**Dataset rows:**
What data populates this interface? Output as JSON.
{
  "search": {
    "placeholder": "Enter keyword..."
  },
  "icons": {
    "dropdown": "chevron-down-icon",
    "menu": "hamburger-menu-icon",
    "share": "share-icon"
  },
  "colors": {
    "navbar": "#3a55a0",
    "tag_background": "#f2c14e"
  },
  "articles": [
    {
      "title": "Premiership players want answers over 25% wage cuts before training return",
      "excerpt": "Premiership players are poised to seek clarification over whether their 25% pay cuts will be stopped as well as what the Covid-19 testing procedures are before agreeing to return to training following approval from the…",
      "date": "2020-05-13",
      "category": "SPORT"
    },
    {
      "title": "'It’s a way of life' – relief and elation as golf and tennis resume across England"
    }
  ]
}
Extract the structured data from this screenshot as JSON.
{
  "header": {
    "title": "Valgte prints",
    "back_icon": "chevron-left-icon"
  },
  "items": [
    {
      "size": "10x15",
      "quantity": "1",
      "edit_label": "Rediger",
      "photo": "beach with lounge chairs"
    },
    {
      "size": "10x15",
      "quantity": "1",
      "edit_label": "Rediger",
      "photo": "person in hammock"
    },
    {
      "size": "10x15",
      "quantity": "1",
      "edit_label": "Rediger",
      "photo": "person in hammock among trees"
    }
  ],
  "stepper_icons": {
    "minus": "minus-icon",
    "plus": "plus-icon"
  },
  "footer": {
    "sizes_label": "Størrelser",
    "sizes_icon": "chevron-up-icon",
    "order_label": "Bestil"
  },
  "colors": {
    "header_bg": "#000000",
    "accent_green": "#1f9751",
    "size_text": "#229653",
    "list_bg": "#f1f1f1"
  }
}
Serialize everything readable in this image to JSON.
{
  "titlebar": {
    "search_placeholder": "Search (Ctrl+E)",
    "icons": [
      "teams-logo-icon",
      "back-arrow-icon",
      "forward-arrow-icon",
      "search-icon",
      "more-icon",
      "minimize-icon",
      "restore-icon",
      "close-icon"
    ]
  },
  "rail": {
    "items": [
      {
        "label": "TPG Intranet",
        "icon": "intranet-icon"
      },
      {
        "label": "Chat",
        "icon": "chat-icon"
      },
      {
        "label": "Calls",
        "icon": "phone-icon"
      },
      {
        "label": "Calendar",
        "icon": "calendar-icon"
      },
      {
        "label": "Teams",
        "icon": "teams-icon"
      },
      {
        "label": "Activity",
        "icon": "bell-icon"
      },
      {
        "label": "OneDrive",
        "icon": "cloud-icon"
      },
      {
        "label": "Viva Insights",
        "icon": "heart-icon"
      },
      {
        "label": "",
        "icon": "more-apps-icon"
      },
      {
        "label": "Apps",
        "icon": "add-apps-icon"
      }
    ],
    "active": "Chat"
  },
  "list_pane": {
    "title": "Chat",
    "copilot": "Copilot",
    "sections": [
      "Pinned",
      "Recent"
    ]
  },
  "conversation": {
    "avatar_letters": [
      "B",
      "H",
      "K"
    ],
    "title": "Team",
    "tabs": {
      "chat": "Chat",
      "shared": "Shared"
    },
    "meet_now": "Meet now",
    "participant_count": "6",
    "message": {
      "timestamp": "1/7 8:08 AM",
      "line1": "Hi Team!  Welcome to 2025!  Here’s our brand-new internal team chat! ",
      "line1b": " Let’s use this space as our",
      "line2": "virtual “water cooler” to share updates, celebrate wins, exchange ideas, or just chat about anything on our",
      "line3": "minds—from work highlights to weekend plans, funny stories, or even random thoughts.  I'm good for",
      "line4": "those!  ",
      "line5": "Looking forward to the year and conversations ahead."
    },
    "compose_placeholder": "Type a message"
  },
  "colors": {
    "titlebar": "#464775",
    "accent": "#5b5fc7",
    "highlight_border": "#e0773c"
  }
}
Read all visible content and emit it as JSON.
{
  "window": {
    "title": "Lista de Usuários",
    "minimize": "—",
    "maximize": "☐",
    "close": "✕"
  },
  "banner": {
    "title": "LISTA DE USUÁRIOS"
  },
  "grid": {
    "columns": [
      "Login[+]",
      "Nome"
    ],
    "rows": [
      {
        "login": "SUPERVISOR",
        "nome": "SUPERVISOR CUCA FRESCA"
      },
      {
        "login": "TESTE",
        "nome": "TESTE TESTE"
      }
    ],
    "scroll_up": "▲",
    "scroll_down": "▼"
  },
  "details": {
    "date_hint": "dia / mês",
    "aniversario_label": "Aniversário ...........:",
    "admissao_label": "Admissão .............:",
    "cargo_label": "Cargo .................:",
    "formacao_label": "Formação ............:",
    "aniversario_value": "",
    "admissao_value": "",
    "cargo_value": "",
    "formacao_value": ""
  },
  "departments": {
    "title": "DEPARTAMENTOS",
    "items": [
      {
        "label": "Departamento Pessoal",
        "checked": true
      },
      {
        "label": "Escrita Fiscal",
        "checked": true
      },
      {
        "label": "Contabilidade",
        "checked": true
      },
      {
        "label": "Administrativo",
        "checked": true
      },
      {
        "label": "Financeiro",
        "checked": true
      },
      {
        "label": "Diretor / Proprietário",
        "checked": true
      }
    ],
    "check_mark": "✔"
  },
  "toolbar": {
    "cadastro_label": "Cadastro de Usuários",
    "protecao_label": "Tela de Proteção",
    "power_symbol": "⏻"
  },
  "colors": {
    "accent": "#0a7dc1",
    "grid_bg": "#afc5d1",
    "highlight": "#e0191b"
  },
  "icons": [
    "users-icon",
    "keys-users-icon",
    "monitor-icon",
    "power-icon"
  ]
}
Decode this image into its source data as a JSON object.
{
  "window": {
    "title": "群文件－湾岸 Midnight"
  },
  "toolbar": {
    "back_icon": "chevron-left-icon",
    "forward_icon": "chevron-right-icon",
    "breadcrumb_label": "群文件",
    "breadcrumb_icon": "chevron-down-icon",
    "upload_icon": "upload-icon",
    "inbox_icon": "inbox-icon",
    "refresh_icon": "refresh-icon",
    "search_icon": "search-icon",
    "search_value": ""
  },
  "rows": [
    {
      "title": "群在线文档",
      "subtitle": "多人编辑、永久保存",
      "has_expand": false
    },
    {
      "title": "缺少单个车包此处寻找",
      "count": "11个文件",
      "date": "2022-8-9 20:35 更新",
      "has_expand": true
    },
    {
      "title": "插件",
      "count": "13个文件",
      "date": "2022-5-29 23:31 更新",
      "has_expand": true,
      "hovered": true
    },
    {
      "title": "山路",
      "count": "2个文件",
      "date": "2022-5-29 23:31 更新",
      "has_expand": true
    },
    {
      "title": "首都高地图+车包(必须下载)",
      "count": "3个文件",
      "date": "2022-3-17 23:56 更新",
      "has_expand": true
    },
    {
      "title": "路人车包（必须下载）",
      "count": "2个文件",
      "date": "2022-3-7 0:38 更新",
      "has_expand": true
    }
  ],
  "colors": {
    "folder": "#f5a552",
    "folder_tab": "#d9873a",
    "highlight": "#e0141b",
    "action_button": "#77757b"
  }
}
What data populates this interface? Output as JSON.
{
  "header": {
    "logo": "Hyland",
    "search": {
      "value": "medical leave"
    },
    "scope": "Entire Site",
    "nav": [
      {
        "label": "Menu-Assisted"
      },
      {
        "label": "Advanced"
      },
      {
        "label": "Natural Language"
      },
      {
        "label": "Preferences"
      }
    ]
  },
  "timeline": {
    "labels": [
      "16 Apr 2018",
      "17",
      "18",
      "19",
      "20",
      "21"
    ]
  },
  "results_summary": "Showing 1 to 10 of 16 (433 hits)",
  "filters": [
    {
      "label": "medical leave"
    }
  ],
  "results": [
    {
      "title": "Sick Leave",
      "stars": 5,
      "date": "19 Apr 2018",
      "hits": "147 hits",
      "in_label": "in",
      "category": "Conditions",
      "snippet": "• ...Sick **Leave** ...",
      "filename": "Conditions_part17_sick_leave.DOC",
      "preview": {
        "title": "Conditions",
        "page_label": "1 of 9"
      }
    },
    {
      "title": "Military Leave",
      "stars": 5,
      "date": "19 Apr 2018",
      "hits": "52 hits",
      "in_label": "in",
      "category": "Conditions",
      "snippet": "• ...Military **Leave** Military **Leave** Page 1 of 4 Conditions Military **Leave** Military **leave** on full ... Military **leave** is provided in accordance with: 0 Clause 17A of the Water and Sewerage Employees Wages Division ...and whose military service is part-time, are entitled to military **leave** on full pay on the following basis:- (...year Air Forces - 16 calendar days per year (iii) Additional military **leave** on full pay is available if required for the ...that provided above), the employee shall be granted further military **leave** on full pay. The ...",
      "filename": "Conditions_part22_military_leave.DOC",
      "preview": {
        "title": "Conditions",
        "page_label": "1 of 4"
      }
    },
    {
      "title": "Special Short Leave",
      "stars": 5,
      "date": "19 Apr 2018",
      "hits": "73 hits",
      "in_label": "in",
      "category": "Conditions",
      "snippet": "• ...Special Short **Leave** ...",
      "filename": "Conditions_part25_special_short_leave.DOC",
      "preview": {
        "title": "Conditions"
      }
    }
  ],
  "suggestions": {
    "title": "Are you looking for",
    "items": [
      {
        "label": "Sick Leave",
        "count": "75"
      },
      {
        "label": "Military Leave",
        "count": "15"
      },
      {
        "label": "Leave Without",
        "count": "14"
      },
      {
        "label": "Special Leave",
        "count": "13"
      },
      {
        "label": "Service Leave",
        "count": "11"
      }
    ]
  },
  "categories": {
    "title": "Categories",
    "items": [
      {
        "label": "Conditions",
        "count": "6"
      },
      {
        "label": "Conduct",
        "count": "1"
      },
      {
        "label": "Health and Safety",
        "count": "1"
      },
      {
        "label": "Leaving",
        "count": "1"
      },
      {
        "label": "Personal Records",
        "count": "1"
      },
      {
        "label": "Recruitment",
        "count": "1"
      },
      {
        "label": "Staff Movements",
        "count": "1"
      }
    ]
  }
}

**Directions for this task:**
Where a line above contains the string "cuts", copy that line.

**Solution for this problem:**
      "title": "Premiership players want answers over 25% wage cuts before training return",
      "excerpt": "Premiership players are poised to seek clarification over whether their 25% pay cuts will be stopped as well as what the Covid-19 testing procedures are before agreeing to return to training following approval from the…",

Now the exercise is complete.